Problem: Return every entry exactly as written.
— Begin —
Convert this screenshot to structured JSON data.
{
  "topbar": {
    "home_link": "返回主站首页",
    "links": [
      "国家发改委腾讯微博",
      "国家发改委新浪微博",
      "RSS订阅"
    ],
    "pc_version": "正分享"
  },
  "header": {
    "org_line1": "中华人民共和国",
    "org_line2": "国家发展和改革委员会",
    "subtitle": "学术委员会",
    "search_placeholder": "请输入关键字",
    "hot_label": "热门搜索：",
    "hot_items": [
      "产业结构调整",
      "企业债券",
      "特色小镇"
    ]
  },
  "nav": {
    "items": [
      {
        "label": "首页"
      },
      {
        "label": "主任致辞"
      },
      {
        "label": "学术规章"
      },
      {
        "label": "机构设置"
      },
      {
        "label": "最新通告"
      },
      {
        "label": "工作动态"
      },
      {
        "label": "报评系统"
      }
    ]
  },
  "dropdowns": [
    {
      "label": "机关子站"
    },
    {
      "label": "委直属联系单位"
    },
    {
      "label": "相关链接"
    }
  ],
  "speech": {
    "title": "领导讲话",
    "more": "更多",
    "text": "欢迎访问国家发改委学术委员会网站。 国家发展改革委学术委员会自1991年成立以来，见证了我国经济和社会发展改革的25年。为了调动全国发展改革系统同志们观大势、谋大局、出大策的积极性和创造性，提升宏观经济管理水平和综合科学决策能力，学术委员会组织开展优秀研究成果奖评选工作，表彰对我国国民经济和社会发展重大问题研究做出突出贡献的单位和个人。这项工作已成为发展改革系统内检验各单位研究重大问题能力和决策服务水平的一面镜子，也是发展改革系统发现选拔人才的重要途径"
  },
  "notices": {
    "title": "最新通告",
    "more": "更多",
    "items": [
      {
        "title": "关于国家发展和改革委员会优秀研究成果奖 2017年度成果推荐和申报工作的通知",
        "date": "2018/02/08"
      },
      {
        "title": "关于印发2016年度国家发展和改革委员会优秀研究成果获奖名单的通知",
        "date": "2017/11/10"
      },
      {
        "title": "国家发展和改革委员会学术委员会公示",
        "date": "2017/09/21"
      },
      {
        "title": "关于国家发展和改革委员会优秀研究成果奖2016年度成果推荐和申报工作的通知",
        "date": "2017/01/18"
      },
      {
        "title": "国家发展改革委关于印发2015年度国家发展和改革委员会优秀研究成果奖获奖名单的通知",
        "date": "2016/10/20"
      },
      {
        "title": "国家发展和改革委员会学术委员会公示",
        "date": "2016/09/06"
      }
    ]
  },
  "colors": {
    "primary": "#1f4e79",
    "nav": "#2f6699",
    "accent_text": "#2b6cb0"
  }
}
— End —
Output for this exercise:
Convert this screenshot to structured JSON data.
{
  "topbar": {
    "home_link": "返回主站首页",
    "links": [
      "国家发改委腾讯微博",
      "国家发改委新浪微博",
      "RSS订阅"
    ],
    "pc_version": "正分享"
  },
  "header": {
    "org_line1": "中华人民共和国",
    "org_line2": "国家发展和改革委员会",
    "subtitle": "学术委员会",
    "search_placeholder": "请输入关键字",
    "hot_label": "热门搜索：",
    "hot_items": [
      "产业结构调整",
      "企业债券",
      "特色小镇"
    ]
  },
  "nav": {
    "items": [
      {
        "label": "首页"
      },
      {
        "label": "主任致辞"
      },
      {
        "label": "学术规章"
      },
      {
        "label": "机构设置"
      },
      {
        "label": "最新通告"
      },
      {
        "label": "工作动态"
      },
      {
        "label": "报评系统"
      }
    ]
  },
  "dropdowns": [
    {
      "label": "机关子站"
    },
    {
      "label": "委直属联系单位"
    },
    {
      "label": "相关链接"
    }
  ],
  "speech": {
    "title": "领导讲话",
    "more": "更多",
    "text": "欢迎访问国家发改委学术委员会网站。 国家发展改革委学术委员会自1991年成立以来，见证了我国经济和社会发展改革的25年。为了调动全国发展改革系统同志们观大势、谋大局、出大策的积极性和创造性，提升宏观经济管理水平和综合科学决策能力，学术委员会组织开展优秀研究成果奖评选工作，表彰对我国国民经济和社会发展重大问题研究做出突出贡献的单位和个人。这项工作已成为发展改革系统内检验各单位研究重大问题能力和决策服务水平的一面镜子，也是发展改革系统发现选拔人才的重要途径"
  },
  "notices": {
    "title": "最新通告",
    "more": "更多",
    "items": [
      {
        "title": "关于国家发展和改革委员会优秀研究成果奖 2017年度成果推荐和申报工作的通知",
        "date": "2018/02/08"
      },
      {
        "title": "关于印发2016年度国家发展和改革委员会优秀研究成果获奖名单的通知",
        "date": "2017/11/10"
      },
      {
        "title": "国家发展和改革委员会学术委员会公示",
        "date": "2017/09/21"
      },
      {
        "title": "关于国家发展和改革委员会优秀研究成果奖2016年度成果推荐和申报工作的通知",
        "date": "2017/01/18"
      },
      {
        "title": "国家发展改革委关于印发2015年度国家发展和改革委员会优秀研究成果奖获奖名单的通知",
        "date": "2016/10/20"
      },
      {
        "title": "国家发展和改革委员会学术委员会公示",
        "date": "2016/09/06"
      }
    ]
  },
  "colors": {
    "primary": "#1f4e79",
    "nav": "#2f6699",
    "accent_text": "#2b6cb0"
  }
}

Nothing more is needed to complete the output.